# [Exercise instructions]
Give the listing below again in full, exactly as written.

# [Given entries]
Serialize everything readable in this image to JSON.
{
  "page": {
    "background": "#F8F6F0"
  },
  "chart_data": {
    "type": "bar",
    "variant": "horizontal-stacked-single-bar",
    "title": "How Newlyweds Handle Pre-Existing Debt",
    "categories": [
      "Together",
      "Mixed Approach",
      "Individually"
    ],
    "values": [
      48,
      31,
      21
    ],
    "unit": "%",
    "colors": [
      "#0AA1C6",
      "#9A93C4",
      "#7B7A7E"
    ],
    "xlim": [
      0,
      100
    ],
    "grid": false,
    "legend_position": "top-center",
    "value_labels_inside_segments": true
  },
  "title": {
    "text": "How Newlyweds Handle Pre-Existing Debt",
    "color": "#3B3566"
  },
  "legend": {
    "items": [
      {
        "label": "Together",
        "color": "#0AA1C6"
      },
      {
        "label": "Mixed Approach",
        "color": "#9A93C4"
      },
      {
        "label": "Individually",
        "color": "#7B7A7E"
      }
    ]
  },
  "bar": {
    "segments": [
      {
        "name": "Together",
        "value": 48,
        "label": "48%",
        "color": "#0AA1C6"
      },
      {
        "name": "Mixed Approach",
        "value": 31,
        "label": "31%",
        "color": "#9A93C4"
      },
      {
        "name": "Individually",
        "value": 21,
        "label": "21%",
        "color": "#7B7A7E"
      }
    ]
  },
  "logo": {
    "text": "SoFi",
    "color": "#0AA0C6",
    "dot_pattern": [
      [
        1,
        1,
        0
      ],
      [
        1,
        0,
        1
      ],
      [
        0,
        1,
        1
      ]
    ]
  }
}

# [Result for this exercise]
Serialize everything readable in this image to JSON.
{
  "page": {
    "background": "#F8F6F0"
  },
  "chart_data": {
    "type": "bar",
    "variant": "horizontal-stacked-single-bar",
    "title": "How Newlyweds Handle Pre-Existing Debt",
    "categories": [
      "Together",
      "Mixed Approach",
      "Individually"
    ],
    "values": [
      48,
      31,
      21
    ],
    "unit": "%",
    "colors": [
      "#0AA1C6",
      "#9A93C4",
      "#7B7A7E"
    ],
    "xlim": [
      0,
      100
    ],
    "grid": false,
    "legend_position": "top-center",
    "value_labels_inside_segments": true
  },
  "title": {
    "text": "How Newlyweds Handle Pre-Existing Debt",
    "color": "#3B3566"
  },
  "legend": {
    "items": [
      {
        "label": "Together",
        "color": "#0AA1C6"
      },
      {
        "label": "Mixed Approach",
        "color": "#9A93C4"
      },
      {
        "label": "Individually",
        "color": "#7B7A7E"
      }
    ]
  },
  "bar": {
    "segments": [
      {
        "name": "Together",
        "value": 48,
        "label": "48%",
        "color": "#0AA1C6"
      },
      {
        "name": "Mixed Approach",
        "value": 31,
        "label": "31%",
        "color": "#9A93C4"
      },
      {
        "name": "Individually",
        "value": 21,
        "label": "21%",
        "color": "#7B7A7E"
      }
    ]
  },
  "logo": {
    "text": "SoFi",
    "color": "#0AA0C6",
    "dot_pattern": [
      [
        1,
        1,
        0
      ],
      [
        1,
        0,
        1
      ],
      [
        0,
        1,
        1
      ]
    ]
  }
}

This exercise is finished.